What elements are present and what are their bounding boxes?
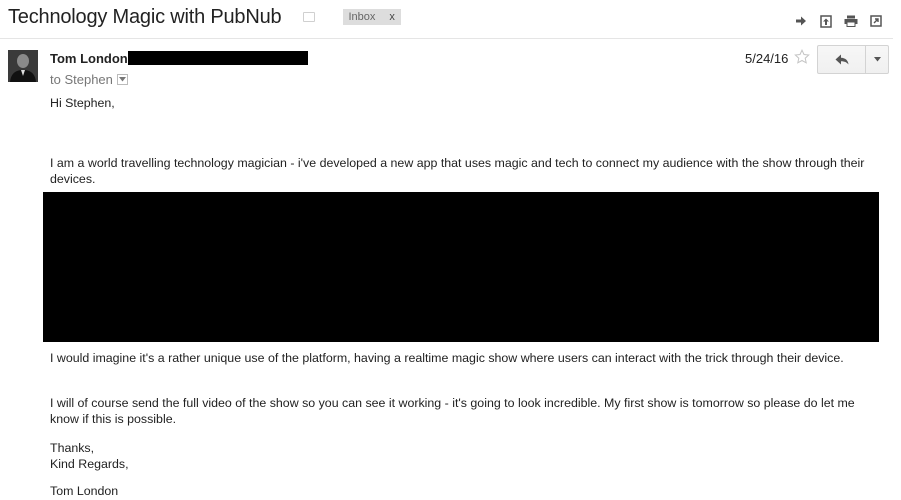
email-paragraph-1: I am a world travelling technology magic… — [50, 156, 865, 186]
inbox-label-chip[interactable]: Inbox x — [343, 9, 401, 25]
inbox-label-text: Inbox — [348, 11, 376, 23]
message-date: 5/24/16 — [745, 51, 789, 66]
forward-icon[interactable] — [794, 14, 808, 28]
redacted-content-block — [43, 192, 879, 342]
email-paragraph-2: I would imagine it's a rather unique use… — [50, 351, 844, 365]
email-paragraph-3: I will of course send the full video of … — [50, 396, 855, 426]
email-closing: Thanks, Kind Regards, — [50, 440, 880, 472]
closing-regards: Kind Regards, — [50, 457, 129, 471]
redacted-sender-email — [128, 51, 308, 65]
email-signature: Tom London — [50, 484, 119, 498]
header-divider — [0, 38, 893, 39]
more-options-button[interactable] — [866, 46, 888, 73]
email-greeting: Hi Stephen, — [50, 96, 115, 110]
new-window-icon[interactable] — [869, 14, 883, 28]
recipient-text: to Stephen — [50, 72, 113, 87]
reply-button-group — [817, 45, 889, 74]
star-icon[interactable] — [794, 49, 810, 65]
email-subject: Technology Magic with PubNub — [8, 5, 282, 28]
chevron-down-icon — [873, 57, 881, 62]
print-icon[interactable] — [844, 14, 858, 28]
recipient-line: to Stephen — [50, 72, 128, 87]
subject-row: Technology Magic with PubNub Inbox x — [8, 3, 401, 31]
sender-name[interactable]: Tom London — [50, 51, 128, 66]
remove-label-button[interactable]: x — [389, 9, 395, 25]
reply-button[interactable] — [818, 46, 866, 73]
message-actions — [794, 14, 883, 28]
closing-thanks: Thanks, — [50, 441, 95, 455]
show-details-dropdown[interactable] — [116, 74, 128, 85]
archive-icon[interactable] — [819, 14, 833, 28]
sender-avatar[interactable] — [8, 50, 38, 82]
important-marker-icon[interactable] — [303, 12, 316, 22]
reply-icon — [835, 54, 848, 65]
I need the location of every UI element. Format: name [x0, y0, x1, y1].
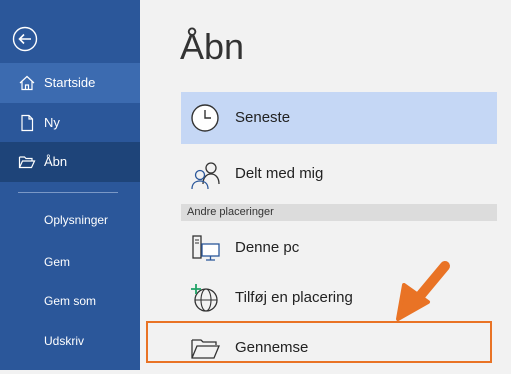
location-seneste[interactable]: Seneste	[181, 92, 497, 144]
globe-add-icon	[191, 284, 218, 312]
location-denne-pc[interactable]: Denne pc	[181, 222, 497, 274]
sidebar-item-oplysninger[interactable]: Oplysninger	[44, 213, 108, 227]
open-folder-icon	[18, 156, 36, 169]
location-label: Delt med mig	[235, 165, 324, 182]
computer-icon	[192, 235, 220, 261]
open-panel: Åbn Seneste Delt med mig Andre placering…	[140, 0, 511, 370]
sidebar-item-ny[interactable]: Ny	[0, 103, 140, 143]
sidebar-item-abn[interactable]: Åbn	[0, 142, 140, 182]
sidebar-item-label: Åbn	[44, 154, 68, 169]
sidebar-item-startside[interactable]: Startside	[0, 63, 140, 103]
location-label: Tilføj en placering	[235, 289, 353, 306]
highlight-box	[146, 321, 492, 363]
section-header: Andre placeringer	[181, 204, 497, 221]
home-icon	[19, 75, 35, 91]
location-delt-med-mig[interactable]: Delt med mig	[181, 148, 497, 200]
sidebar-item-gem[interactable]: Gem	[44, 255, 70, 269]
people-icon	[191, 162, 220, 190]
backstage-sidebar: Startside Ny Åbn Oplysninger Gem Gem som…	[0, 0, 140, 370]
clock-icon	[191, 104, 219, 132]
new-document-icon	[21, 114, 34, 132]
page-title: Åbn	[180, 26, 245, 67]
sidebar-item-gem-som[interactable]: Gem som	[44, 294, 96, 308]
location-tilfoej-en-placering[interactable]: Tilføj en placering	[181, 272, 497, 324]
sidebar-item-label: Ny	[44, 115, 60, 130]
sidebar-item-udskriv[interactable]: Udskriv	[44, 334, 84, 348]
back-arrow-circle-icon[interactable]	[12, 26, 38, 52]
sidebar-divider	[18, 192, 118, 193]
sidebar-item-label: Startside	[44, 75, 96, 90]
section-header-label: Andre placeringer	[187, 206, 274, 218]
location-label: Seneste	[235, 109, 291, 126]
location-label: Denne pc	[235, 239, 300, 256]
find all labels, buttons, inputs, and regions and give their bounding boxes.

## Task directions
Copy all of the data above line for line, exactly as it appears, and leave out the pictures.

## Response below
What elements are present and what are their bounding boxes?
email-paragraph-1: I am a world travelling technology magic… — [50, 156, 865, 186]
inbox-label-chip[interactable]: Inbox x — [343, 9, 401, 25]
inbox-label-text: Inbox — [348, 11, 376, 23]
message-date: 5/24/16 — [745, 51, 789, 66]
forward-icon[interactable] — [794, 14, 808, 28]
redacted-content-block — [43, 192, 879, 342]
email-paragraph-2: I would imagine it's a rather unique use… — [50, 351, 844, 365]
email-paragraph-3: I will of course send the full video of … — [50, 396, 855, 426]
email-closing: Thanks, Kind Regards, — [50, 440, 880, 472]
closing-regards: Kind Regards, — [50, 457, 129, 471]
redacted-sender-email — [128, 51, 308, 65]
email-signature: Tom London — [50, 484, 119, 498]
header-divider — [0, 38, 893, 39]
more-options-button[interactable] — [866, 46, 888, 73]
email-greeting: Hi Stephen, — [50, 96, 115, 110]
new-window-icon[interactable] — [869, 14, 883, 28]
recipient-text: to Stephen — [50, 72, 113, 87]
reply-button-group — [817, 45, 889, 74]
star-icon[interactable] — [794, 49, 810, 65]
email-subject: Technology Magic with PubNub — [8, 5, 282, 28]
chevron-down-icon — [873, 57, 881, 62]
print-icon[interactable] — [844, 14, 858, 28]
recipient-line: to Stephen — [50, 72, 128, 87]
subject-row: Technology Magic with PubNub Inbox x — [8, 3, 401, 31]
sender-name[interactable]: Tom London — [50, 51, 128, 66]
remove-label-button[interactable]: x — [389, 9, 395, 25]
reply-button[interactable] — [818, 46, 866, 73]
message-actions — [794, 14, 883, 28]
closing-thanks: Thanks, — [50, 441, 95, 455]
show-details-dropdown[interactable] — [116, 74, 128, 85]
archive-icon[interactable] — [819, 14, 833, 28]
sender-avatar[interactable] — [8, 50, 38, 82]
important-marker-icon[interactable] — [303, 12, 316, 22]
reply-icon — [835, 54, 848, 65]
I need the location of every UI element. Format: name [x0, y0, x1, y1].
location-seneste[interactable]: Seneste	[181, 92, 497, 144]
globe-add-icon	[191, 284, 218, 312]
location-denne-pc[interactable]: Denne pc	[181, 222, 497, 274]
sidebar-item-oplysninger[interactable]: Oplysninger	[44, 213, 108, 227]
open-folder-icon	[18, 156, 36, 169]
location-label: Delt med mig	[235, 165, 324, 182]
computer-icon	[192, 235, 220, 261]
open-panel: Åbn Seneste Delt med mig Andre placering…	[140, 0, 511, 370]
sidebar-item-ny[interactable]: Ny	[0, 103, 140, 143]
sidebar-item-abn[interactable]: Åbn	[0, 142, 140, 182]
sidebar-item-label: Åbn	[44, 154, 68, 169]
sidebar-item-startside[interactable]: Startside	[0, 63, 140, 103]
location-label: Tilføj en placering	[235, 289, 353, 306]
highlight-box	[146, 321, 492, 363]
section-header: Andre placeringer	[181, 204, 497, 221]
home-icon	[19, 75, 35, 91]
location-delt-med-mig[interactable]: Delt med mig	[181, 148, 497, 200]
sidebar-item-gem[interactable]: Gem	[44, 255, 70, 269]
people-icon	[191, 162, 220, 190]
backstage-sidebar: Startside Ny Åbn Oplysninger Gem Gem som…	[0, 0, 140, 370]
clock-icon	[191, 104, 219, 132]
new-document-icon	[21, 114, 34, 132]
page-title: Åbn	[180, 26, 245, 67]
sidebar-item-gem-som[interactable]: Gem som	[44, 294, 96, 308]
location-tilfoej-en-placering[interactable]: Tilføj en placering	[181, 272, 497, 324]
sidebar-item-label: Ny	[44, 115, 60, 130]
sidebar-item-udskriv[interactable]: Udskriv	[44, 334, 84, 348]
back-arrow-circle-icon[interactable]	[12, 26, 38, 52]
sidebar-divider	[18, 192, 118, 193]
sidebar-item-label: Startside	[44, 75, 96, 90]
section-header-label: Andre placeringer	[187, 206, 274, 218]
location-label: Seneste	[235, 109, 291, 126]
location-label: Denne pc	[235, 239, 300, 256]
find all labels, buttons, inputs, and regions and give their bounding boxes.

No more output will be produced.